_Brief_.
Skip the pictures and quote all of the lines exactly.

_Records to process_.

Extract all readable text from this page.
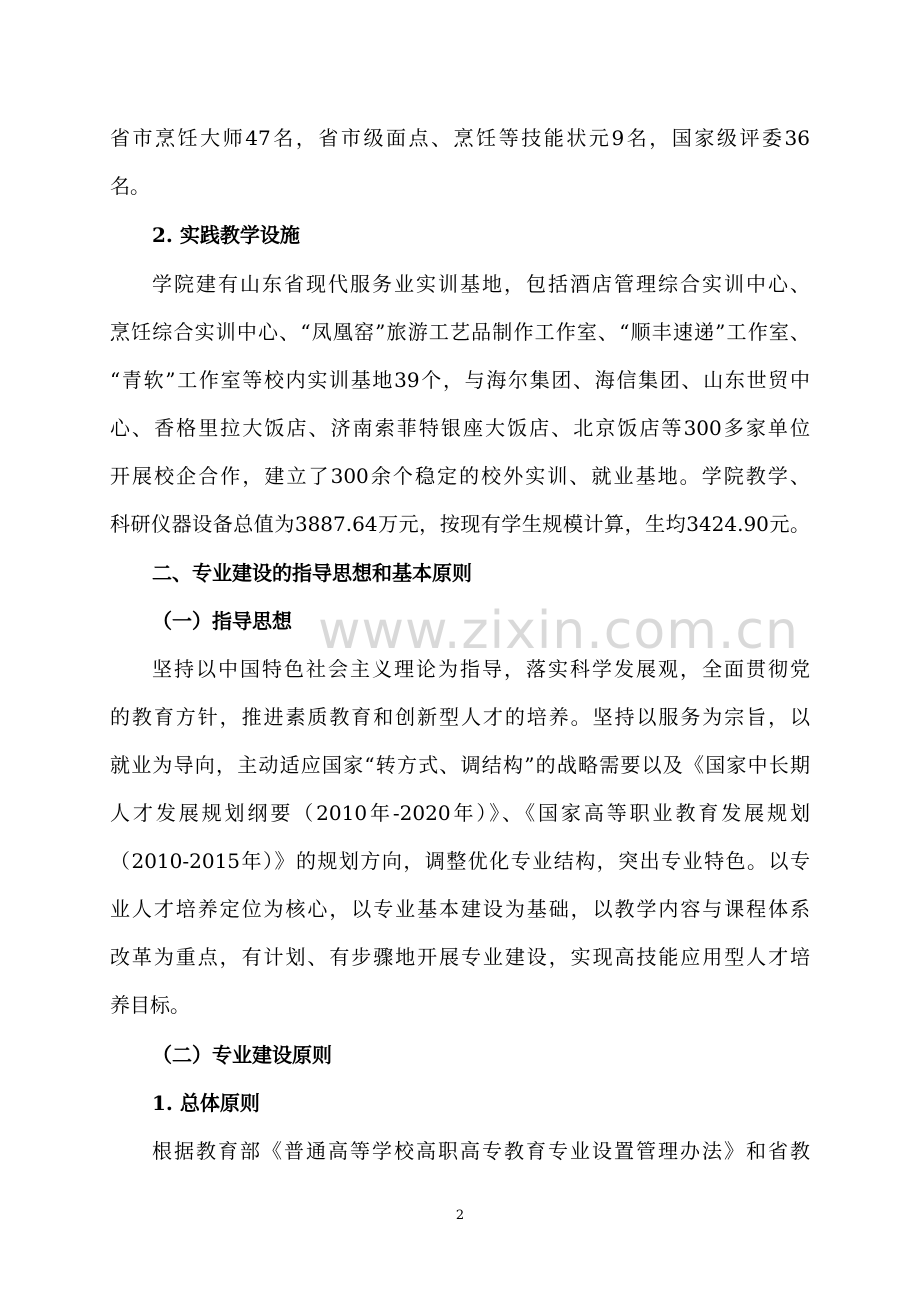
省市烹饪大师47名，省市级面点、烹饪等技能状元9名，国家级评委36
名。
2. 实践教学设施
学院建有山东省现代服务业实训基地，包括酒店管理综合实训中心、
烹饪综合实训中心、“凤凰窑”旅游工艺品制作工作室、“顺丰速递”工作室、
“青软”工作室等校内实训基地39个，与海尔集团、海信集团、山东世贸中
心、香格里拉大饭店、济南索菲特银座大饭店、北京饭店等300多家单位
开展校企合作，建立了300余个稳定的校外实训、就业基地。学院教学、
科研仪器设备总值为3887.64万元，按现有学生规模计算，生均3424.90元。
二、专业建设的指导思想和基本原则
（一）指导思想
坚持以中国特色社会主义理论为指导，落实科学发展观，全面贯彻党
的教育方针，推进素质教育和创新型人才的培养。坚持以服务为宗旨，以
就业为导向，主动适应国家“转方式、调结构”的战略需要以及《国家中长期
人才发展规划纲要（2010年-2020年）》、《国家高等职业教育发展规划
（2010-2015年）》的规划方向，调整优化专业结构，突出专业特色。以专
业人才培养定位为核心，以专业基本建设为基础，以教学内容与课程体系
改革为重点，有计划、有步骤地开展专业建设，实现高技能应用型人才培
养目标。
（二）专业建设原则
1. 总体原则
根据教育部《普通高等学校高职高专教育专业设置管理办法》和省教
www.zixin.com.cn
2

_Output of the task_.
Extract all readable text from this page.
省市烹饪大师47名，省市级面点、烹饪等技能状元9名，国家级评委36
名。
2. 实践教学设施
学院建有山东省现代服务业实训基地，包括酒店管理综合实训中心、
烹饪综合实训中心、“凤凰窑”旅游工艺品制作工作室、“顺丰速递”工作室、
“青软”工作室等校内实训基地39个，与海尔集团、海信集团、山东世贸中
心、香格里拉大饭店、济南索菲特银座大饭店、北京饭店等300多家单位
开展校企合作，建立了300余个稳定的校外实训、就业基地。学院教学、
科研仪器设备总值为3887.64万元，按现有学生规模计算，生均3424.90元。
二、专业建设的指导思想和基本原则
（一）指导思想
坚持以中国特色社会主义理论为指导，落实科学发展观，全面贯彻党
的教育方针，推进素质教育和创新型人才的培养。坚持以服务为宗旨，以
就业为导向，主动适应国家“转方式、调结构”的战略需要以及《国家中长期
人才发展规划纲要（2010年-2020年）》、《国家高等职业教育发展规划
（2010-2015年）》的规划方向，调整优化专业结构，突出专业特色。以专
业人才培养定位为核心，以专业基本建设为基础，以教学内容与课程体系
改革为重点，有计划、有步骤地开展专业建设，实现高技能应用型人才培
养目标。
（二）专业建设原则
1. 总体原则
根据教育部《普通高等学校高职高专教育专业设置管理办法》和省教
www.zixin.com.cn
2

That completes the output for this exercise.